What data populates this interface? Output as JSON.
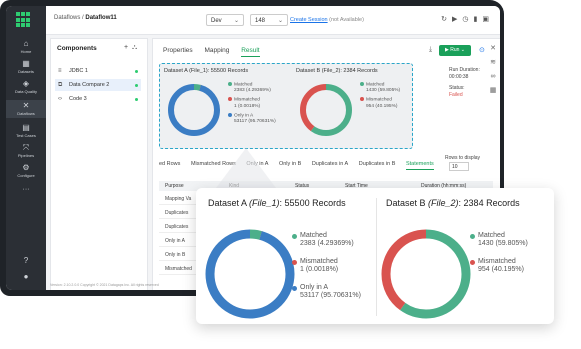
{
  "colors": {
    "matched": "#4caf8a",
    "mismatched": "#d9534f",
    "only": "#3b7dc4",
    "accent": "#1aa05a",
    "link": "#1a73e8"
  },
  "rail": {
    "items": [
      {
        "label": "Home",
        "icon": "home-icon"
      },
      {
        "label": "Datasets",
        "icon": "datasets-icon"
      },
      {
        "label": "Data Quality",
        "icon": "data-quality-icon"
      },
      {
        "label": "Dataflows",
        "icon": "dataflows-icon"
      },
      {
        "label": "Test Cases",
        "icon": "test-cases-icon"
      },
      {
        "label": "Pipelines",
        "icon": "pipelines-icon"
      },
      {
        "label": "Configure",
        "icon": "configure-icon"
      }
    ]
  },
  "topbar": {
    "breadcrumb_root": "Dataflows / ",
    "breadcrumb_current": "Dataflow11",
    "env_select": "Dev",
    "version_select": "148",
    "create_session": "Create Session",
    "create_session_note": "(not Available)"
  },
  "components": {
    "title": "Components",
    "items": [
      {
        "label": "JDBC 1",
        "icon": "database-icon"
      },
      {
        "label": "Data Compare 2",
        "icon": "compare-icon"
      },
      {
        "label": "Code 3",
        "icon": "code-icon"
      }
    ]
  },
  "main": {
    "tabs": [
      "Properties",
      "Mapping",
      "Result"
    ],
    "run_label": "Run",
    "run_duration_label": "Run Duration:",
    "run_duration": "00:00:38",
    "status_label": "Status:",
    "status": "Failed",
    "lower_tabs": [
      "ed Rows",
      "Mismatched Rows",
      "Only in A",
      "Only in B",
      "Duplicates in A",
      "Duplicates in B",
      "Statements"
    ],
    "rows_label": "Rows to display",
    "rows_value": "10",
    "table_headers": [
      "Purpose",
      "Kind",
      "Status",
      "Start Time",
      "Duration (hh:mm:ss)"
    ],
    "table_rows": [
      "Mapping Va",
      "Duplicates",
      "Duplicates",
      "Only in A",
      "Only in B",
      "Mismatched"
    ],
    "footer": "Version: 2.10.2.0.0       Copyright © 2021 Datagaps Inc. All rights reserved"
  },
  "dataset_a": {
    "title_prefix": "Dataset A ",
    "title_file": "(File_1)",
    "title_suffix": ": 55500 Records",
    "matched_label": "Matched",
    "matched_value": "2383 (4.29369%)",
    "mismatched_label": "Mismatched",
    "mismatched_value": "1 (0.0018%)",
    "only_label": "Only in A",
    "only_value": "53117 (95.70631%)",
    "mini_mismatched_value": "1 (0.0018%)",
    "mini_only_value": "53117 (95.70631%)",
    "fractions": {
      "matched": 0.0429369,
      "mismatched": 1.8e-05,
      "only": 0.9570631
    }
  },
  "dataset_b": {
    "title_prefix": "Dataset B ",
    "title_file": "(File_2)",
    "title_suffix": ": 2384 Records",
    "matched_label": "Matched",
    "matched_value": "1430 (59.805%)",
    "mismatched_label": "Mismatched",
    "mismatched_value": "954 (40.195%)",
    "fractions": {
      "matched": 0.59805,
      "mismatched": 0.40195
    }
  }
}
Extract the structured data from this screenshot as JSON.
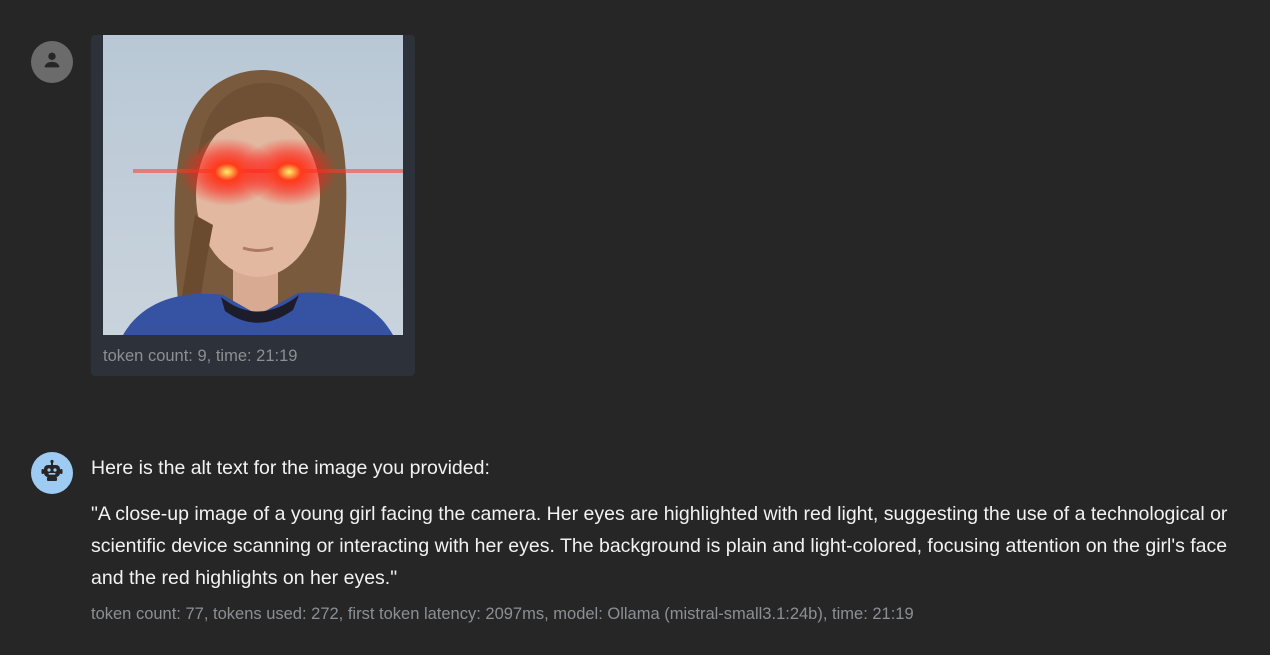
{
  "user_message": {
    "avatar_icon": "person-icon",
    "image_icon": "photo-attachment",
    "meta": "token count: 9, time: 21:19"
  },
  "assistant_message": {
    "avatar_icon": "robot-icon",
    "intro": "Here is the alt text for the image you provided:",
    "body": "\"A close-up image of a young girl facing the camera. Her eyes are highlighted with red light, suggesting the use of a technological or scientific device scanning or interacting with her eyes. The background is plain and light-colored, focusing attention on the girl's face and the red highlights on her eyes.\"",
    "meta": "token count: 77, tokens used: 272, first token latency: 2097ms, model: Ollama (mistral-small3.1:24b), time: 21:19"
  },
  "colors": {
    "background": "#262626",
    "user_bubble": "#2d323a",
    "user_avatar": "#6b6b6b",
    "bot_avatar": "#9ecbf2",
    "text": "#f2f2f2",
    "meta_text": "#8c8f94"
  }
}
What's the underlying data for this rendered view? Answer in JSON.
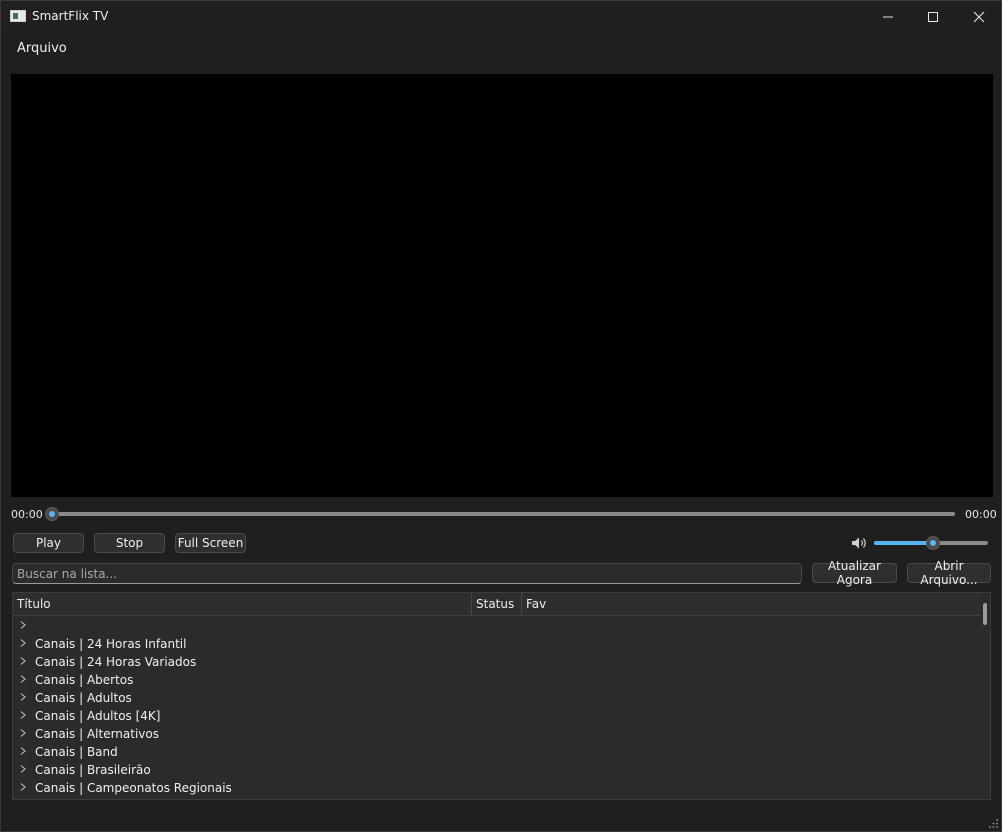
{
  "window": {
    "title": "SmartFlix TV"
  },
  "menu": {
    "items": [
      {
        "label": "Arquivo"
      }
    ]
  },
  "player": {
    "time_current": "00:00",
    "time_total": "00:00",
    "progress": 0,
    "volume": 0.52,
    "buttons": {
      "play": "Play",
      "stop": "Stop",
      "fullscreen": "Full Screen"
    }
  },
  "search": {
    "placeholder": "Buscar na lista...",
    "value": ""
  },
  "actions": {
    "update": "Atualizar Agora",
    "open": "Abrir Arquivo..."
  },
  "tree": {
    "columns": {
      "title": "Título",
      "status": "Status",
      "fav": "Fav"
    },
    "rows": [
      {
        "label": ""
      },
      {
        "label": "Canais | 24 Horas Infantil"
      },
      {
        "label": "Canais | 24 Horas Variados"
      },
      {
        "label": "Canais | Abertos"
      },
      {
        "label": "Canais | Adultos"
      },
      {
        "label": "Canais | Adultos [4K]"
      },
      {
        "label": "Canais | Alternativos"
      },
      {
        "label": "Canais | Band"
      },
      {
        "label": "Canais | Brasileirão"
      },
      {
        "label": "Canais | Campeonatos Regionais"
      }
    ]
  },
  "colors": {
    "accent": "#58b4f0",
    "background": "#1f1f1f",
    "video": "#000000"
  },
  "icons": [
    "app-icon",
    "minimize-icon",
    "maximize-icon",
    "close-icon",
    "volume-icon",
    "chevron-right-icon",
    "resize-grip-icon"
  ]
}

__WRITTEN PROBLEM__
Which lines contain "background"? Show each of them.

__TASK RESPONSE__
    "body": "\"A close-up image of a young girl facing the camera. Her eyes are highlighted with red light, suggesting the use of a technological or scientific device scanning or interacting with her eyes. The background is plain and light-colored, focusing attention on the girl's face and the red highlights on her eyes.\"",
    "background": "#262626",
    "background": "#1f1f1f",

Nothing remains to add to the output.